▶ RECORDS SHOWN
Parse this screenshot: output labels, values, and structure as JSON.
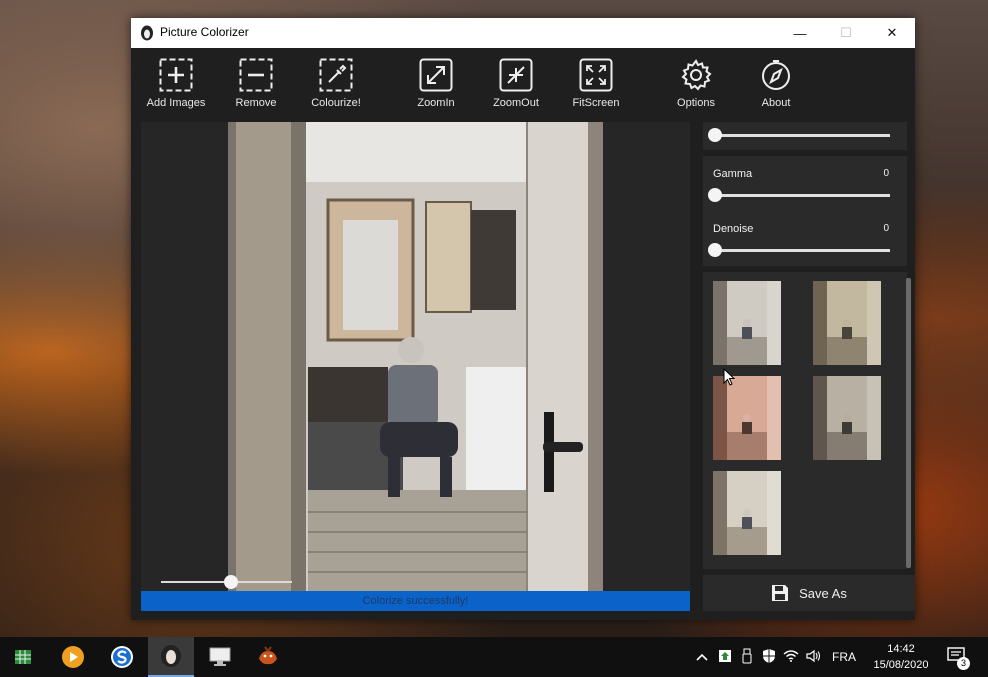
{
  "window": {
    "title": "Picture Colorizer",
    "minimize": "—",
    "maximize": "☐",
    "close": "✕"
  },
  "toolbar": {
    "add_images": "Add Images",
    "remove": "Remove",
    "colourize": "Colourize!",
    "zoom_in": "ZoomIn",
    "zoom_out": "ZoomOut",
    "fit_screen": "FitScreen",
    "options": "Options",
    "about": "About"
  },
  "adjustments": {
    "gamma": {
      "label": "Gamma",
      "value": "0"
    },
    "denoise": {
      "label": "Denoise",
      "value": "0"
    }
  },
  "status": {
    "message": "Colorize successfully!"
  },
  "save": {
    "label": "Save As"
  },
  "taskbar": {
    "language": "FRA",
    "time": "14:42",
    "date": "15/08/2020",
    "notifications": "3"
  },
  "colors": {
    "accent": "#0b63c9",
    "window_bg": "#1f1f1f",
    "panel_bg": "#2a2a2a"
  }
}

▶ WORK INSTRUCTIONS
Reproduce the entries exactly. Do not carry over any picture.

▶ ANSWER FOR THE TASK
Parse this screenshot: output labels, values, and structure as JSON.
{
  "window": {
    "title": "Picture Colorizer",
    "minimize": "—",
    "maximize": "☐",
    "close": "✕"
  },
  "toolbar": {
    "add_images": "Add Images",
    "remove": "Remove",
    "colourize": "Colourize!",
    "zoom_in": "ZoomIn",
    "zoom_out": "ZoomOut",
    "fit_screen": "FitScreen",
    "options": "Options",
    "about": "About"
  },
  "adjustments": {
    "gamma": {
      "label": "Gamma",
      "value": "0"
    },
    "denoise": {
      "label": "Denoise",
      "value": "0"
    }
  },
  "status": {
    "message": "Colorize successfully!"
  },
  "save": {
    "label": "Save As"
  },
  "taskbar": {
    "language": "FRA",
    "time": "14:42",
    "date": "15/08/2020",
    "notifications": "3"
  },
  "colors": {
    "accent": "#0b63c9",
    "window_bg": "#1f1f1f",
    "panel_bg": "#2a2a2a"
  }
}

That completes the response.